**The problem**. List every line in this data where the string "service" occurs.

** Begin Records for the task **

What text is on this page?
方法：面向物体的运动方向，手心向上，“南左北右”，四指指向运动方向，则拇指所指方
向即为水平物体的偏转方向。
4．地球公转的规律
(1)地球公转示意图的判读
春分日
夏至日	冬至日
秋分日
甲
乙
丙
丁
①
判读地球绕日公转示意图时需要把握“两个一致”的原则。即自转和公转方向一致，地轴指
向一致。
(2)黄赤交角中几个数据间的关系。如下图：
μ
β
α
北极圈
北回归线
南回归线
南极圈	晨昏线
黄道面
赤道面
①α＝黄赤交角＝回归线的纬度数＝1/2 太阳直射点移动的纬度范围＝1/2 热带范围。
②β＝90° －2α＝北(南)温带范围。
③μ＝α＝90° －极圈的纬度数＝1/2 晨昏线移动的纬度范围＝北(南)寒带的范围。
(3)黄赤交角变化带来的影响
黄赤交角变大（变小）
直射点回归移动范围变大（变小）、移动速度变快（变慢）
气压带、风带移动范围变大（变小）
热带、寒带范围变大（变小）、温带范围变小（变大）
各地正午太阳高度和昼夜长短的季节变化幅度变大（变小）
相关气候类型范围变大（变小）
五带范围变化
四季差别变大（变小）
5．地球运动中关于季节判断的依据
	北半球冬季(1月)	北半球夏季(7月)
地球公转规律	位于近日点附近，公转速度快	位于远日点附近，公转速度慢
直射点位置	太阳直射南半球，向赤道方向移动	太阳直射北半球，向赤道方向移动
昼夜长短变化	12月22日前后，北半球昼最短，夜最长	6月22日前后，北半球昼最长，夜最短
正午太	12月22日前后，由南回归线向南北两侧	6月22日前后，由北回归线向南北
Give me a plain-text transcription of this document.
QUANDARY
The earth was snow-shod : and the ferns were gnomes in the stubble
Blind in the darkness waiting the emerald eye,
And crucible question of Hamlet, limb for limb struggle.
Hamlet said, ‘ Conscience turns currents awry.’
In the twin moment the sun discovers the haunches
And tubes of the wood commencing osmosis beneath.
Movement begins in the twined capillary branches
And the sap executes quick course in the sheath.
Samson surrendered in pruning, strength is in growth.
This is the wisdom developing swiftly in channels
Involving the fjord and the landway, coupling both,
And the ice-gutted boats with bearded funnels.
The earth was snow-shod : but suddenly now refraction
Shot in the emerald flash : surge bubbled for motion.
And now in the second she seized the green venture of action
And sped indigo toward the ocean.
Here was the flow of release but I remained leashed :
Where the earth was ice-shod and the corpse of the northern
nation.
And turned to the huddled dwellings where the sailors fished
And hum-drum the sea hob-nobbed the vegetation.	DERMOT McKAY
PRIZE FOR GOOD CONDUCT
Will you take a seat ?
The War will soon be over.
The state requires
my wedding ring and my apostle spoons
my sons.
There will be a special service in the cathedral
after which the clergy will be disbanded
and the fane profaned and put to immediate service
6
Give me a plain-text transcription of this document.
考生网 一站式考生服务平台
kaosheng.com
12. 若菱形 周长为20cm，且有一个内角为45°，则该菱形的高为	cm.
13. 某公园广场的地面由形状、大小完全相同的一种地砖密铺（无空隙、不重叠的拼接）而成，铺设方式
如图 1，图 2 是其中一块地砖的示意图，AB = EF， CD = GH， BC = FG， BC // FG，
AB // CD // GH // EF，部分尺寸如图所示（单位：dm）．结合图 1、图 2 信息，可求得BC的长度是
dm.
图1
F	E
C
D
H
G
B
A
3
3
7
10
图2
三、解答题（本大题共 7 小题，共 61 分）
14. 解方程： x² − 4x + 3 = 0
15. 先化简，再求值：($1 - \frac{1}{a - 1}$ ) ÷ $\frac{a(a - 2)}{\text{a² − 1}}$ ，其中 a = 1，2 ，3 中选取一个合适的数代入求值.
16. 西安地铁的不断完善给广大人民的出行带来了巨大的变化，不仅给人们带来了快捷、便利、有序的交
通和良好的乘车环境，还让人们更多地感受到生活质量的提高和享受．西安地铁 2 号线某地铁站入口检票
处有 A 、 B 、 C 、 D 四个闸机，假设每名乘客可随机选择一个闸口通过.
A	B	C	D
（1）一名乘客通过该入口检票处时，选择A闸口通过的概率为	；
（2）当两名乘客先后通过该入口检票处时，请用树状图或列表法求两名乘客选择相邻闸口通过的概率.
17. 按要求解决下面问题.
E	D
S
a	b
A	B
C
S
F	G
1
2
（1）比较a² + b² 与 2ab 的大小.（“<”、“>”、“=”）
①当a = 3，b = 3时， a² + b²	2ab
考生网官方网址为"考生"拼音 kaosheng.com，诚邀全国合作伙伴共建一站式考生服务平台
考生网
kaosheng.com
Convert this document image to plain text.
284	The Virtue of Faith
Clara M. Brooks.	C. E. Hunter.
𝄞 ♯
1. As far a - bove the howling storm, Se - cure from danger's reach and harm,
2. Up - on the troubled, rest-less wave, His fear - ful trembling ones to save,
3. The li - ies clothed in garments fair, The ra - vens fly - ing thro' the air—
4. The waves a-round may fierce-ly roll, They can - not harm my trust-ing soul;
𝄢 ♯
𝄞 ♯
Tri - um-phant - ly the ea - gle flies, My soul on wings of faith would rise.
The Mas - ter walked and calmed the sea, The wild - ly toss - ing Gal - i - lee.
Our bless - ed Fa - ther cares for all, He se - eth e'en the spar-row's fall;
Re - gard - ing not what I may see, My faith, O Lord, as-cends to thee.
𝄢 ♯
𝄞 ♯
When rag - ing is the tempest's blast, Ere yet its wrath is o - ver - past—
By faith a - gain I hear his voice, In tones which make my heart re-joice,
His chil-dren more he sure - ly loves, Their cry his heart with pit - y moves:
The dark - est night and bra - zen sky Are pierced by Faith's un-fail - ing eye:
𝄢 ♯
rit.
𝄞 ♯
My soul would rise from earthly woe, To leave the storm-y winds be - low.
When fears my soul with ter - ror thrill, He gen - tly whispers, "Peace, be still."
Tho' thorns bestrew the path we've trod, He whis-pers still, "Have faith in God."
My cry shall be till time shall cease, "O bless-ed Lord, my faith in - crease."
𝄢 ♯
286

** End Records for the task **

**Task output**.
There will be a special service in the cathedral
and the fane profaned and put to immediate service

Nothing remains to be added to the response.